Quote, without any change, the line that contains "Parse this screenshot: output" and all lines that follow it to the end of the data below.

(Data items)
══════════════════════════════
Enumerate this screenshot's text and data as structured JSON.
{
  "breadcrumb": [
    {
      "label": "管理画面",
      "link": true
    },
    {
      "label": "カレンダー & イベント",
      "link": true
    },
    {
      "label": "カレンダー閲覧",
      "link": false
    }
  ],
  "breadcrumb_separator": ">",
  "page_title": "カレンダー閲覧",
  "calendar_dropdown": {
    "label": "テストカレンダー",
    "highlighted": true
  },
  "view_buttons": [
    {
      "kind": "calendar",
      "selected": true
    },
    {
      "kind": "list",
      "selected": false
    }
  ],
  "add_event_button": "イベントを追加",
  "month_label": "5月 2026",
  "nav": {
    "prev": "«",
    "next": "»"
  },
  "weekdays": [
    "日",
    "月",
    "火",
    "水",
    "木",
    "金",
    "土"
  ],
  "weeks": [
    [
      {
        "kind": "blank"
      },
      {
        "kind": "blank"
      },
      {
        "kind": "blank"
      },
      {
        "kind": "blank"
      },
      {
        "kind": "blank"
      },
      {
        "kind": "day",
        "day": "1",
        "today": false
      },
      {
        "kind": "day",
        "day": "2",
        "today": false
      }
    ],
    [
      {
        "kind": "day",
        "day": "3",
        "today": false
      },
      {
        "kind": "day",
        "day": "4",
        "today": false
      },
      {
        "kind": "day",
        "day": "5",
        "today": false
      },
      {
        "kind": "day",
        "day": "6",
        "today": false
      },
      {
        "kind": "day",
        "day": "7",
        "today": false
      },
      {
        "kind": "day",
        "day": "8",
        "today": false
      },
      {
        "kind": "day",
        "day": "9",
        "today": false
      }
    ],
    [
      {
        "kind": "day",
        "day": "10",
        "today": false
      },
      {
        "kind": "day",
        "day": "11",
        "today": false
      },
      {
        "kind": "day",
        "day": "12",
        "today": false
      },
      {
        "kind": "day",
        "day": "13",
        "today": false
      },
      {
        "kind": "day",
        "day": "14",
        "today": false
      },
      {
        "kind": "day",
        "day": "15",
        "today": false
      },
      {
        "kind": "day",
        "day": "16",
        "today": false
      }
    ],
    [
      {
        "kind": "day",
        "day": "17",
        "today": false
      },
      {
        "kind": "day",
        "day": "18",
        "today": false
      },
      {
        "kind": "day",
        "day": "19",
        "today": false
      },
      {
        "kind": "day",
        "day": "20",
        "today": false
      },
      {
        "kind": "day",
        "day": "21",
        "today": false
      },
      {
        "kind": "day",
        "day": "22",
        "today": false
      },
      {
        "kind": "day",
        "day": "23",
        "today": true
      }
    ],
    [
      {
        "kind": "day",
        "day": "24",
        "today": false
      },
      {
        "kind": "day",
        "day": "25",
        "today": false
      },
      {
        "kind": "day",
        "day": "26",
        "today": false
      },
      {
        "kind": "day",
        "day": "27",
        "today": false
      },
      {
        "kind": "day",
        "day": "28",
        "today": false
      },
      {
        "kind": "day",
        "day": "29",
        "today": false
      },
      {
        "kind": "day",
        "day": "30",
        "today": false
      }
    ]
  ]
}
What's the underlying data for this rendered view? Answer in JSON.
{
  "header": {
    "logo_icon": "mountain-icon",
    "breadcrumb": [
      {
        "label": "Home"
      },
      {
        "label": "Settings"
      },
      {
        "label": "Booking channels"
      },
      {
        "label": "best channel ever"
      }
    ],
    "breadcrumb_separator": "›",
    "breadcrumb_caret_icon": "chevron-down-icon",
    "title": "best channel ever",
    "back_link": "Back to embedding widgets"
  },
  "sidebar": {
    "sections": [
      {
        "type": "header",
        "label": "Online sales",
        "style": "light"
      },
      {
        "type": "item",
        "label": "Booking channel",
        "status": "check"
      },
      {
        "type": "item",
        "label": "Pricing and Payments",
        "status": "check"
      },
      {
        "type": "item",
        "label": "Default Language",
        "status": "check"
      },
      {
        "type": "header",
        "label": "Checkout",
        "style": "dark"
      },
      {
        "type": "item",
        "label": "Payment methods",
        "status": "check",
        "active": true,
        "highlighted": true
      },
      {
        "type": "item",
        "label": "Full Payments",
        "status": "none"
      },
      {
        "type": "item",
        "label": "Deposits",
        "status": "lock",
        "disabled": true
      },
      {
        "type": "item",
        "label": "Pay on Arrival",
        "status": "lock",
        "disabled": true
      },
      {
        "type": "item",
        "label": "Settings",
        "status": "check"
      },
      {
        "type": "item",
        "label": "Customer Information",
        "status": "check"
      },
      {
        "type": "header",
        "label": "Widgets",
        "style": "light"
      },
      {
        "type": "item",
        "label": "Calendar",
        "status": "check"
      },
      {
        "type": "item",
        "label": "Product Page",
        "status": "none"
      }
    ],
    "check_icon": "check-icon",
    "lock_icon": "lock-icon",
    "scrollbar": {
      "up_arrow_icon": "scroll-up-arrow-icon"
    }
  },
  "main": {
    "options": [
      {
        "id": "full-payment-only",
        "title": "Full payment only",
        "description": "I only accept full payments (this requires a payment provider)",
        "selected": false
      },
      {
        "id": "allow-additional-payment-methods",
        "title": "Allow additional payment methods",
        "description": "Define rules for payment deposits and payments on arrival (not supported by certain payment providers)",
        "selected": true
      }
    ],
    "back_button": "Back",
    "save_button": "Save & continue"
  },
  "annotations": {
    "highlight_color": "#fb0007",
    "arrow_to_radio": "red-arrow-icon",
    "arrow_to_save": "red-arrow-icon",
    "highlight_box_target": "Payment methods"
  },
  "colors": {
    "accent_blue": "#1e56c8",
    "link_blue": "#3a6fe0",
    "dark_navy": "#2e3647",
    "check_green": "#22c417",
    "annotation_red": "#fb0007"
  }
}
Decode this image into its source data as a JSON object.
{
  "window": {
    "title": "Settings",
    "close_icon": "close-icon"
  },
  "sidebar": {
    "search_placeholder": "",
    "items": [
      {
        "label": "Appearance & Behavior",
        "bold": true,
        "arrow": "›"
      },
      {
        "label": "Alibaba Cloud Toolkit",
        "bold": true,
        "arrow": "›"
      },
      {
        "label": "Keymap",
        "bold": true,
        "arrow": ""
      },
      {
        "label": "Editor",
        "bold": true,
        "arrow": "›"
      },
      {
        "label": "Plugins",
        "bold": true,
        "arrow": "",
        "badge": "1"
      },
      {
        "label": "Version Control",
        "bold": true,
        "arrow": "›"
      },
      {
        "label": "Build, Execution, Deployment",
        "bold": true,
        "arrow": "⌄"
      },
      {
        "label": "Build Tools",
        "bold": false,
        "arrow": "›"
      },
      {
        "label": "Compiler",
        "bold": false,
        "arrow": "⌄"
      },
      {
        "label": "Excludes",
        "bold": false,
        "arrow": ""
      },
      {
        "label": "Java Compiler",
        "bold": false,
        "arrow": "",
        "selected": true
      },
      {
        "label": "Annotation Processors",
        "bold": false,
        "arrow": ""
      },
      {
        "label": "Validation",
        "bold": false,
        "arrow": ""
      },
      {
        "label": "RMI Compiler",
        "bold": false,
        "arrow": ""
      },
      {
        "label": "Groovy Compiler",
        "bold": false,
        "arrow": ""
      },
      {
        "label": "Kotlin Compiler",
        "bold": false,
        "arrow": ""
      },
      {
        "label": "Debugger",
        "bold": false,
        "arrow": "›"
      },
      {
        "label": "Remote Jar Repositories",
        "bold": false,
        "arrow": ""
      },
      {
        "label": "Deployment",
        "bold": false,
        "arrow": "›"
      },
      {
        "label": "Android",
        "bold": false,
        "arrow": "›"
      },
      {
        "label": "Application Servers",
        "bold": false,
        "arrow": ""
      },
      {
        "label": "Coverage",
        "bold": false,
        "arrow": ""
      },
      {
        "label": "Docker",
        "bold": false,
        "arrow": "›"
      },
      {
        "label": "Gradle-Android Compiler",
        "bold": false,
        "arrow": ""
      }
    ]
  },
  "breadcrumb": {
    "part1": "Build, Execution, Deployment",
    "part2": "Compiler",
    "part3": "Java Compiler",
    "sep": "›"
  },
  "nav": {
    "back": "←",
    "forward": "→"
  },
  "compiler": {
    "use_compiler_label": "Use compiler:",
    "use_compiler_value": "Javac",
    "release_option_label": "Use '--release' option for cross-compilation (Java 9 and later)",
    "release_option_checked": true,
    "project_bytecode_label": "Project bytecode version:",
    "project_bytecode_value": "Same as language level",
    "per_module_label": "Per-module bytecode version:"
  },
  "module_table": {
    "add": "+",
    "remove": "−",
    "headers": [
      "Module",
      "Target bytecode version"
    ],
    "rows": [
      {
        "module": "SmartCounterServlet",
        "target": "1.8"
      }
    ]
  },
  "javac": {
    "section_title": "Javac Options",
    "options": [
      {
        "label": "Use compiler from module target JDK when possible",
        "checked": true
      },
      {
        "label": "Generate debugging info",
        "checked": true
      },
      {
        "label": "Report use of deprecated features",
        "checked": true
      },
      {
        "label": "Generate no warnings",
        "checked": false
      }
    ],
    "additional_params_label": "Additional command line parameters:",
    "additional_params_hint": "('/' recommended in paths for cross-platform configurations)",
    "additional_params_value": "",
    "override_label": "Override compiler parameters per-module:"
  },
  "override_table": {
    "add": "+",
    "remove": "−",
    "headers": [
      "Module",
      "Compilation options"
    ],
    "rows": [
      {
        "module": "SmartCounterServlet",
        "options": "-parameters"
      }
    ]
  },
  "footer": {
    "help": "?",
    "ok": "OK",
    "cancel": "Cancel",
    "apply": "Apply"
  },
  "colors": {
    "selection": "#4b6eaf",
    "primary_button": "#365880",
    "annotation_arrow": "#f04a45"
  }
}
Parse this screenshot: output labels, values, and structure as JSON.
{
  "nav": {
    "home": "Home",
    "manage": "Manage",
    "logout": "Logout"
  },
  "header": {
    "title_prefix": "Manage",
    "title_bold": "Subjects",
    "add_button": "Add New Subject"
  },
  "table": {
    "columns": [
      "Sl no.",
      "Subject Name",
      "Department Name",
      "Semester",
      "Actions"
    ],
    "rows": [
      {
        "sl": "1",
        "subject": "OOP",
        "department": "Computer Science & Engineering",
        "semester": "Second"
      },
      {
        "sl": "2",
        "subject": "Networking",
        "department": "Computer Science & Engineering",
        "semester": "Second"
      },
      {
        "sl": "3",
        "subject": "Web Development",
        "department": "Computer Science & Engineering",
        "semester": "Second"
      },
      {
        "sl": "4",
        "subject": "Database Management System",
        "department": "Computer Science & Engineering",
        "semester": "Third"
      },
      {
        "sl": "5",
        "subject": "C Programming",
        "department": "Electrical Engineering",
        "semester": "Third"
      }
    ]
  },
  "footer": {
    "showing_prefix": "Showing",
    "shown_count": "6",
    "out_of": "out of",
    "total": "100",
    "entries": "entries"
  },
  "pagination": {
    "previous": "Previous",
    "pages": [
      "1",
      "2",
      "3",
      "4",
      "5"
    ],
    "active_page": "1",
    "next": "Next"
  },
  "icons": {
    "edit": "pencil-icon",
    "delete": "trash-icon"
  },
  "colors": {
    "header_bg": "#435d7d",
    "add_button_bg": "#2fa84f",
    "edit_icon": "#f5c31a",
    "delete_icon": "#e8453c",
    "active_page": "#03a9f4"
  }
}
══════════════════════════════
### CORRECT ANSWER
Parse this screenshot: output labels, values, and structure as JSON.
{
  "nav": {
    "home": "Home",
    "manage": "Manage",
    "logout": "Logout"
  },
  "header": {
    "title_prefix": "Manage",
    "title_bold": "Subjects",
    "add_button": "Add New Subject"
  },
  "table": {
    "columns": [
      "Sl no.",
      "Subject Name",
      "Department Name",
      "Semester",
      "Actions"
    ],
    "rows": [
      {
        "sl": "1",
        "subject": "OOP",
        "department": "Computer Science & Engineering",
        "semester": "Second"
      },
      {
        "sl": "2",
        "subject": "Networking",
        "department": "Computer Science & Engineering",
        "semester": "Second"
      },
      {
        "sl": "3",
        "subject": "Web Development",
        "department": "Computer Science & Engineering",
        "semester": "Second"
      },
      {
        "sl": "4",
        "subject": "Database Management System",
        "department": "Computer Science & Engineering",
        "semester": "Third"
      },
      {
        "sl": "5",
        "subject": "C Programming",
        "department": "Electrical Engineering",
        "semester": "Third"
      }
    ]
  },
  "footer": {
    "showing_prefix": "Showing",
    "shown_count": "6",
    "out_of": "out of",
    "total": "100",
    "entries": "entries"
  },
  "pagination": {
    "previous": "Previous",
    "pages": [
      "1",
      "2",
      "3",
      "4",
      "5"
    ],
    "active_page": "1",
    "next": "Next"
  },
  "icons": {
    "edit": "pencil-icon",
    "delete": "trash-icon"
  },
  "colors": {
    "header_bg": "#435d7d",
    "add_button_bg": "#2fa84f",
    "edit_icon": "#f5c31a",
    "delete_icon": "#e8453c",
    "active_page": "#03a9f4"
  }
}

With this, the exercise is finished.